(Dataset items)
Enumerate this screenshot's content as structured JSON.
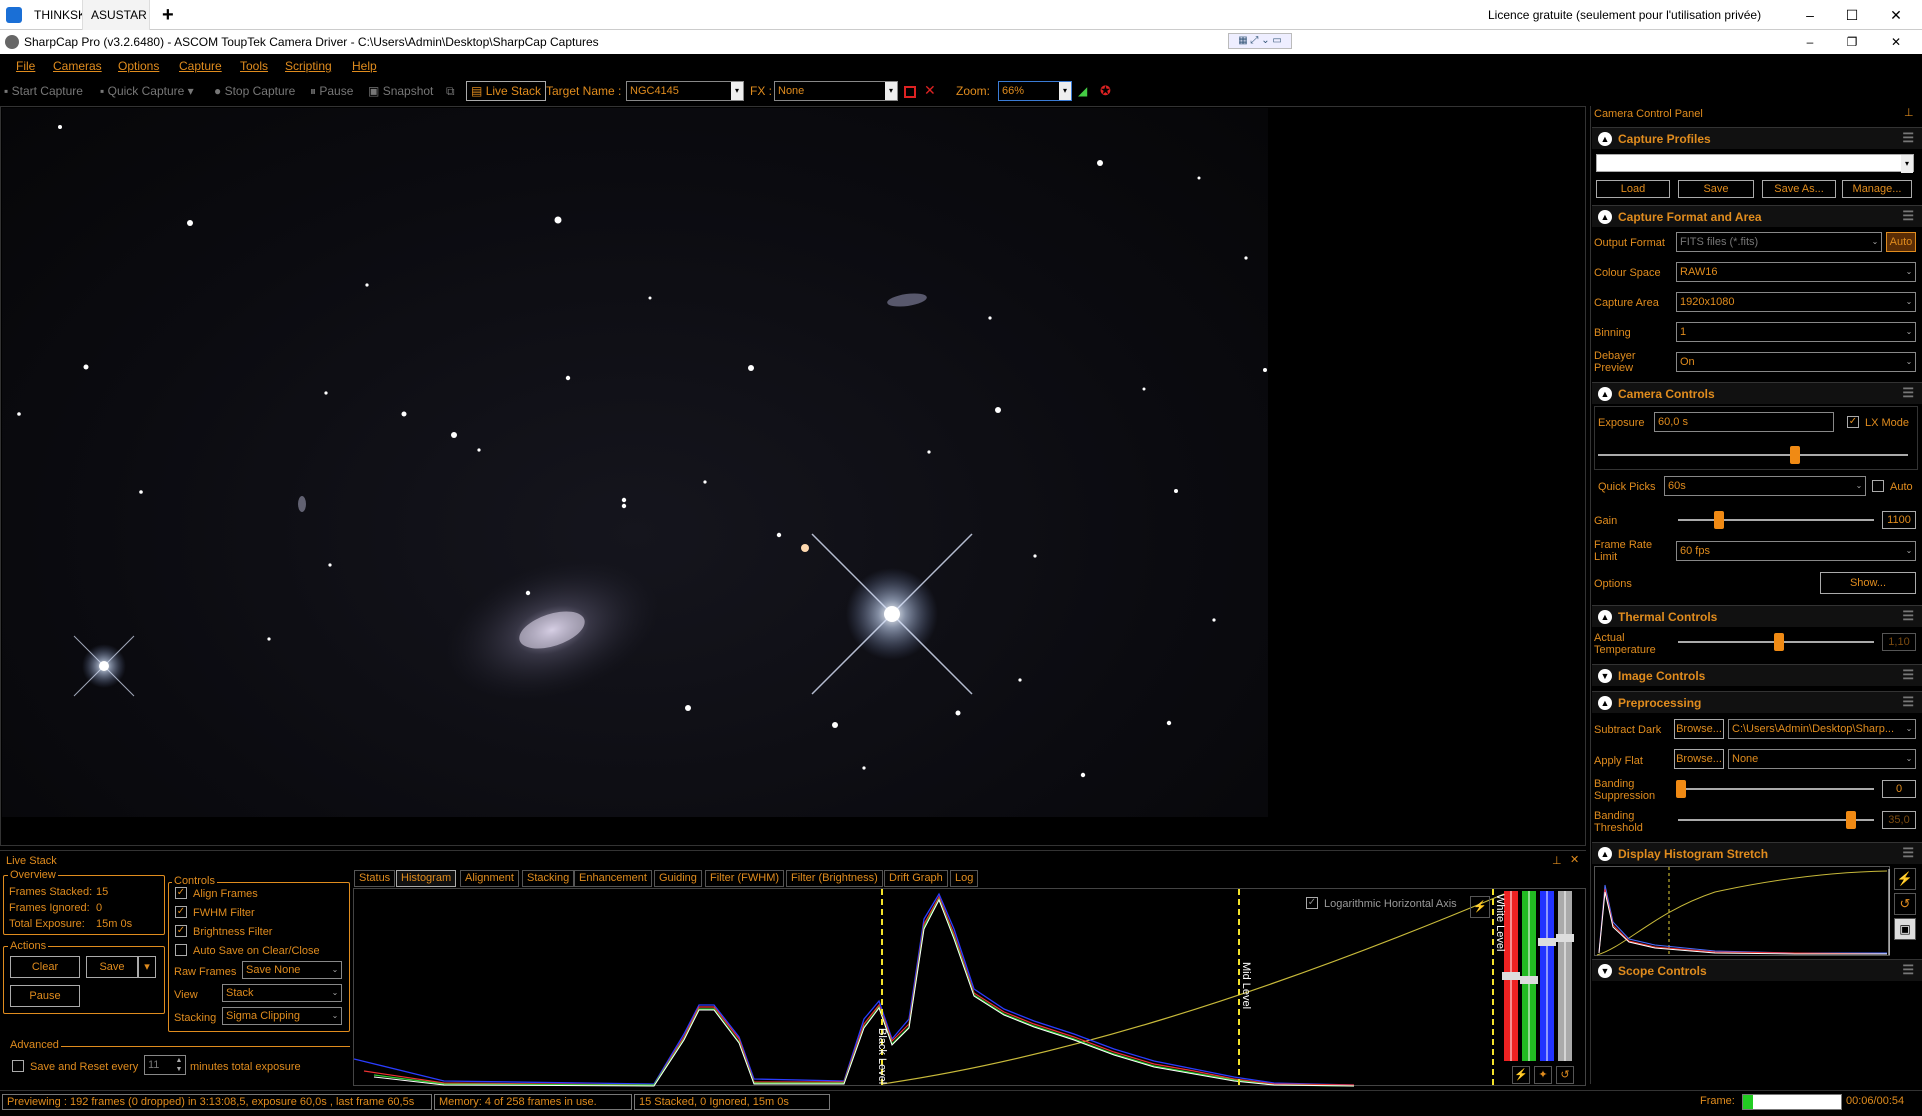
{
  "remote": {
    "tab1": "THINKSKY",
    "tab2": "ASUSTAR",
    "tab_close": "✕",
    "new_tab": "+",
    "license": "Licence gratuite (seulement pour l'utilisation privée)"
  },
  "window": {
    "title": "SharpCap Pro (v3.2.6480) - ASCOM ToupTek Camera Driver - C:\\Users\\Admin\\Desktop\\SharpCap Captures"
  },
  "menu": [
    "File",
    "Cameras",
    "Options",
    "Capture",
    "Tools",
    "Scripting",
    "Help"
  ],
  "toolbar": {
    "start_capture": "Start Capture",
    "quick_capture": "Quick Capture",
    "stop_capture": "Stop Capture",
    "pause": "Pause",
    "snapshot": "Snapshot",
    "live_stack": "Live Stack",
    "target_label": "Target Name :",
    "target_value": "NGC4145",
    "fx_label": "FX :",
    "fx_value": "None",
    "zoom_label": "Zoom:",
    "zoom_value": "66%"
  },
  "ccp": {
    "title": "Camera Control Panel",
    "capture_profiles": "Capture Profiles",
    "load": "Load",
    "save": "Save",
    "save_as": "Save As...",
    "manage": "Manage...",
    "capture_format": "Capture Format and Area",
    "output_format_label": "Output Format",
    "output_format_value": "FITS files (*.fits)",
    "auto_btn": "Auto",
    "colour_space_label": "Colour Space",
    "colour_space_value": "RAW16",
    "capture_area_label": "Capture Area",
    "capture_area_value": "1920x1080",
    "binning_label": "Binning",
    "binning_value": "1",
    "debayer_label1": "Debayer",
    "debayer_label2": "Preview",
    "debayer_value": "On",
    "camera_controls": "Camera Controls",
    "exposure_label": "Exposure",
    "exposure_value": "60,0 s",
    "lx_mode": "LX Mode",
    "quick_picks_label": "Quick Picks",
    "quick_picks_value": "60s",
    "auto_label": "Auto",
    "gain_label": "Gain",
    "gain_value": "1100",
    "frame_rate_label1": "Frame Rate",
    "frame_rate_label2": "Limit",
    "frame_rate_value": "60 fps",
    "options_label": "Options",
    "show_btn": "Show...",
    "thermal_controls": "Thermal Controls",
    "actual_temp_label1": "Actual",
    "actual_temp_label2": "Temperature",
    "actual_temp_value": "1,10",
    "image_controls": "Image Controls",
    "preprocessing": "Preprocessing",
    "subtract_dark_label": "Subtract Dark",
    "browse": "Browse...",
    "subtract_dark_value": "C:\\Users\\Admin\\Desktop\\Sharp...",
    "apply_flat_label": "Apply Flat",
    "apply_flat_value": "None",
    "banding_supp_label1": "Banding",
    "banding_supp_label2": "Suppression",
    "banding_supp_value": "0",
    "banding_thr_label1": "Banding",
    "banding_thr_label2": "Threshold",
    "banding_thr_value": "35,0",
    "display_hist": "Display Histogram Stretch",
    "scope_controls": "Scope Controls"
  },
  "livestack": {
    "title": "Live Stack",
    "overview": "Overview",
    "frames_stacked_label": "Frames Stacked:",
    "frames_stacked_value": "15",
    "frames_ignored_label": "Frames Ignored:",
    "frames_ignored_value": "0",
    "total_exposure_label": "Total Exposure:",
    "total_exposure_value": "15m 0s",
    "actions": "Actions",
    "clear": "Clear",
    "save": "Save",
    "pause": "Pause",
    "controls": "Controls",
    "align_frames": "Align Frames",
    "fwhm_filter": "FWHM Filter",
    "brightness_filter": "Brightness Filter",
    "auto_save": "Auto Save on Clear/Close",
    "raw_frames_label": "Raw Frames",
    "raw_frames_value": "Save None",
    "view_label": "View",
    "view_value": "Stack",
    "stacking_label": "Stacking",
    "stacking_value": "Sigma Clipping",
    "advanced": "Advanced",
    "save_reset": "Save and Reset every",
    "minutes_value": "11",
    "minutes_label": "minutes total exposure",
    "tabs": [
      "Status",
      "Histogram",
      "Alignment",
      "Stacking",
      "Enhancement",
      "Guiding",
      "Filter (FWHM)",
      "Filter (Brightness)",
      "Drift Graph",
      "Log"
    ],
    "log_axis": "Logarithmic Horizontal Axis",
    "black_level": "Black Level",
    "mid_level": "Mid Level",
    "white_level": "White Level"
  },
  "status": {
    "previewing": "Previewing : 192 frames (0 dropped) in 3:13:08,5, exposure 60,0s , last frame 60,5s",
    "memory": "Memory: 4 of 258 frames in use.",
    "stacked": "15 Stacked, 0 Ignored, 15m 0s",
    "frame_label": "Frame:",
    "time": "00:06/00:54"
  }
}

§ TASK TO COMPLETE: None of the pictures should appear; repeat the records exactly otherwise.

§ RESULT FOR THIS TASK:
Enumerate this screenshot's content as structured JSON.
{
  "remote": {
    "tab1": "THINKSKY",
    "tab2": "ASUSTAR",
    "tab_close": "✕",
    "new_tab": "+",
    "license": "Licence gratuite (seulement pour l'utilisation privée)"
  },
  "window": {
    "title": "SharpCap Pro (v3.2.6480) - ASCOM ToupTek Camera Driver - C:\\Users\\Admin\\Desktop\\SharpCap Captures"
  },
  "menu": [
    "File",
    "Cameras",
    "Options",
    "Capture",
    "Tools",
    "Scripting",
    "Help"
  ],
  "toolbar": {
    "start_capture": "Start Capture",
    "quick_capture": "Quick Capture",
    "stop_capture": "Stop Capture",
    "pause": "Pause",
    "snapshot": "Snapshot",
    "live_stack": "Live Stack",
    "target_label": "Target Name :",
    "target_value": "NGC4145",
    "fx_label": "FX :",
    "fx_value": "None",
    "zoom_label": "Zoom:",
    "zoom_value": "66%"
  },
  "ccp": {
    "title": "Camera Control Panel",
    "capture_profiles": "Capture Profiles",
    "load": "Load",
    "save": "Save",
    "save_as": "Save As...",
    "manage": "Manage...",
    "capture_format": "Capture Format and Area",
    "output_format_label": "Output Format",
    "output_format_value": "FITS files (*.fits)",
    "auto_btn": "Auto",
    "colour_space_label": "Colour Space",
    "colour_space_value": "RAW16",
    "capture_area_label": "Capture Area",
    "capture_area_value": "1920x1080",
    "binning_label": "Binning",
    "binning_value": "1",
    "debayer_label1": "Debayer",
    "debayer_label2": "Preview",
    "debayer_value": "On",
    "camera_controls": "Camera Controls",
    "exposure_label": "Exposure",
    "exposure_value": "60,0 s",
    "lx_mode": "LX Mode",
    "quick_picks_label": "Quick Picks",
    "quick_picks_value": "60s",
    "auto_label": "Auto",
    "gain_label": "Gain",
    "gain_value": "1100",
    "frame_rate_label1": "Frame Rate",
    "frame_rate_label2": "Limit",
    "frame_rate_value": "60 fps",
    "options_label": "Options",
    "show_btn": "Show...",
    "thermal_controls": "Thermal Controls",
    "actual_temp_label1": "Actual",
    "actual_temp_label2": "Temperature",
    "actual_temp_value": "1,10",
    "image_controls": "Image Controls",
    "preprocessing": "Preprocessing",
    "subtract_dark_label": "Subtract Dark",
    "browse": "Browse...",
    "subtract_dark_value": "C:\\Users\\Admin\\Desktop\\Sharp...",
    "apply_flat_label": "Apply Flat",
    "apply_flat_value": "None",
    "banding_supp_label1": "Banding",
    "banding_supp_label2": "Suppression",
    "banding_supp_value": "0",
    "banding_thr_label1": "Banding",
    "banding_thr_label2": "Threshold",
    "banding_thr_value": "35,0",
    "display_hist": "Display Histogram Stretch",
    "scope_controls": "Scope Controls"
  },
  "livestack": {
    "title": "Live Stack",
    "overview": "Overview",
    "frames_stacked_label": "Frames Stacked:",
    "frames_stacked_value": "15",
    "frames_ignored_label": "Frames Ignored:",
    "frames_ignored_value": "0",
    "total_exposure_label": "Total Exposure:",
    "total_exposure_value": "15m 0s",
    "actions": "Actions",
    "clear": "Clear",
    "save": "Save",
    "pause": "Pause",
    "controls": "Controls",
    "align_frames": "Align Frames",
    "fwhm_filter": "FWHM Filter",
    "brightness_filter": "Brightness Filter",
    "auto_save": "Auto Save on Clear/Close",
    "raw_frames_label": "Raw Frames",
    "raw_frames_value": "Save None",
    "view_label": "View",
    "view_value": "Stack",
    "stacking_label": "Stacking",
    "stacking_value": "Sigma Clipping",
    "advanced": "Advanced",
    "save_reset": "Save and Reset every",
    "minutes_value": "11",
    "minutes_label": "minutes total exposure",
    "tabs": [
      "Status",
      "Histogram",
      "Alignment",
      "Stacking",
      "Enhancement",
      "Guiding",
      "Filter (FWHM)",
      "Filter (Brightness)",
      "Drift Graph",
      "Log"
    ],
    "log_axis": "Logarithmic Horizontal Axis",
    "black_level": "Black Level",
    "mid_level": "Mid Level",
    "white_level": "White Level"
  },
  "status": {
    "previewing": "Previewing : 192 frames (0 dropped) in 3:13:08,5, exposure 60,0s , last frame 60,5s",
    "memory": "Memory: 4 of 258 frames in use.",
    "stacked": "15 Stacked, 0 Ignored, 15m 0s",
    "frame_label": "Frame:",
    "time": "00:06/00:54"
  }
}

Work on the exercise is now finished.